Exercise details -> Output the full material exactly as it appears here.

---------- Input data

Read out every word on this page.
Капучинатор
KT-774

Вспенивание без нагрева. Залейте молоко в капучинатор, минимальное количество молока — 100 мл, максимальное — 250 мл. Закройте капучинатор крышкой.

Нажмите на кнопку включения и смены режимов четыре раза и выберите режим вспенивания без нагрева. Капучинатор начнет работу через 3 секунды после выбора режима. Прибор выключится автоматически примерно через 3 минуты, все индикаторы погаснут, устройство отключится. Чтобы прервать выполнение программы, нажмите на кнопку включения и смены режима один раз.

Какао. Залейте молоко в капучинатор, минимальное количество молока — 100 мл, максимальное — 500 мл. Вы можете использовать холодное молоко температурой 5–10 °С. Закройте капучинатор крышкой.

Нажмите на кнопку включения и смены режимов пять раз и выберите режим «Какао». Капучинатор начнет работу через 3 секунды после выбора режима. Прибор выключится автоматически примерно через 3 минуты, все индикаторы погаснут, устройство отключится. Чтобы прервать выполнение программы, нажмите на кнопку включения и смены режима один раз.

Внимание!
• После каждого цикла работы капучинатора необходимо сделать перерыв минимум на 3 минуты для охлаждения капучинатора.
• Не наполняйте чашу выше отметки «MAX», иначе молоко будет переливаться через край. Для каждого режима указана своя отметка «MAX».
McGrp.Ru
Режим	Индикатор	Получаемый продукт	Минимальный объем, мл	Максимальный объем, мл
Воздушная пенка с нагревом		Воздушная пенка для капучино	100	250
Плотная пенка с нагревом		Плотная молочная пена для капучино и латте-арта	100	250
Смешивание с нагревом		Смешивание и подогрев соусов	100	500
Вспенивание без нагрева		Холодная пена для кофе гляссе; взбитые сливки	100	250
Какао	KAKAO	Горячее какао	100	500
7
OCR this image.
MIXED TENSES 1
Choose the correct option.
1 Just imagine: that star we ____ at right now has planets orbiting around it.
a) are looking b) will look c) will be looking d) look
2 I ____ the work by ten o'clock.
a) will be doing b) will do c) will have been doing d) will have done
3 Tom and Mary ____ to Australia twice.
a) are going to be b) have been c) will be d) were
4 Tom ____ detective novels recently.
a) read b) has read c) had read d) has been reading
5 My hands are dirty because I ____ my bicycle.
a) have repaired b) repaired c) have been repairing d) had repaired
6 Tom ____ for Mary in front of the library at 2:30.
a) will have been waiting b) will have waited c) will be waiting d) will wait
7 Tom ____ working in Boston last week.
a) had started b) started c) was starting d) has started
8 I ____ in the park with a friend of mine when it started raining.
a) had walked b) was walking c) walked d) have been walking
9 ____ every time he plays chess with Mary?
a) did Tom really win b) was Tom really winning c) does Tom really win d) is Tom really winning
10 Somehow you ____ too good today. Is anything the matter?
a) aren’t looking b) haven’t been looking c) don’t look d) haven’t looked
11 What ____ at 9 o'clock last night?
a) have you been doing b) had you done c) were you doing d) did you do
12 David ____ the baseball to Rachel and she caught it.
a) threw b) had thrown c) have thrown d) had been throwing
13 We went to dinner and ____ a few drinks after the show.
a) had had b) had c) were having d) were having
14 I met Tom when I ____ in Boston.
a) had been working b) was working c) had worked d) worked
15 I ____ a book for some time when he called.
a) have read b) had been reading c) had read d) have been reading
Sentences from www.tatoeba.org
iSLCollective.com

--------------------

Task answer ->
Read out every word on this page.
Капучинатор
KT-774

Вспенивание без нагрева. Залейте молоко в капучинатор, минимальное количество молока — 100 мл, максимальное — 250 мл. Закройте капучинатор крышкой.

Нажмите на кнопку включения и смены режимов четыре раза и выберите режим вспенивания без нагрева. Капучинатор начнет работу через 3 секунды после выбора режима. Прибор выключится автоматически примерно через 3 минуты, все индикаторы погаснут, устройство отключится. Чтобы прервать выполнение программы, нажмите на кнопку включения и смены режима один раз.

Какао. Залейте молоко в капучинатор, минимальное количество молока — 100 мл, максимальное — 500 мл. Вы можете использовать холодное молоко температурой 5–10 °С. Закройте капучинатор крышкой.

Нажмите на кнопку включения и смены режимов пять раз и выберите режим «Какао». Капучинатор начнет работу через 3 секунды после выбора режима. Прибор выключится автоматически примерно через 3 минуты, все индикаторы погаснут, устройство отключится. Чтобы прервать выполнение программы, нажмите на кнопку включения и смены режима один раз.

Внимание!
• После каждого цикла работы капучинатора необходимо сделать перерыв минимум на 3 минуты для охлаждения капучинатора.
• Не наполняйте чашу выше отметки «MAX», иначе молоко будет переливаться через край. Для каждого режима указана своя отметка «MAX».
McGrp.Ru
Режим	Индикатор	Получаемый продукт	Минимальный объем, мл	Максимальный объем, мл
Воздушная пенка с нагревом		Воздушная пенка для капучино	100	250
Плотная пенка с нагревом		Плотная молочная пена для капучино и латте-арта	100	250
Смешивание с нагревом		Смешивание и подогрев соусов	100	500
Вспенивание без нагрева		Холодная пена для кофе гляссе; взбитые сливки	100	250
Какао	KAKAO	Горячее какао	100	500
7
OCR this image.
MIXED TENSES 1
Choose the correct option.
1 Just imagine: that star we ____ at right now has planets orbiting around it.
a) are looking b) will look c) will be looking d) look
2 I ____ the work by ten o'clock.
a) will be doing b) will do c) will have been doing d) will have done
3 Tom and Mary ____ to Australia twice.
a) are going to be b) have been c) will be d) were
4 Tom ____ detective novels recently.
a) read b) has read c) had read d) has been reading
5 My hands are dirty because I ____ my bicycle.
a) have repaired b) repaired c) have been repairing d) had repaired
6 Tom ____ for Mary in front of the library at 2:30.
a) will have been waiting b) will have waited c) will be waiting d) will wait
7 Tom ____ working in Boston last week.
a) had started b) started c) was starting d) has started
8 I ____ in the park with a friend of mine when it started raining.
a) had walked b) was walking c) walked d) have been walking
9 ____ every time he plays chess with Mary?
a) did Tom really win b) was Tom really winning c) does Tom really win d) is Tom really winning
10 Somehow you ____ too good today. Is anything the matter?
a) aren’t looking b) haven’t been looking c) don’t look d) haven’t looked
11 What ____ at 9 o'clock last night?
a) have you been doing b) had you done c) were you doing d) did you do
12 David ____ the baseball to Rachel and she caught it.
a) threw b) had thrown c) have thrown d) had been throwing
13 We went to dinner and ____ a few drinks after the show.
a) had had b) had c) were having d) were having
14 I met Tom when I ____ in Boston.
a) had been working b) was working c) had worked d) worked
15 I ____ a book for some time when he called.
a) have read b) had been reading c) had read d) have been reading
Sentences from www.tatoeba.org
iSLCollective.com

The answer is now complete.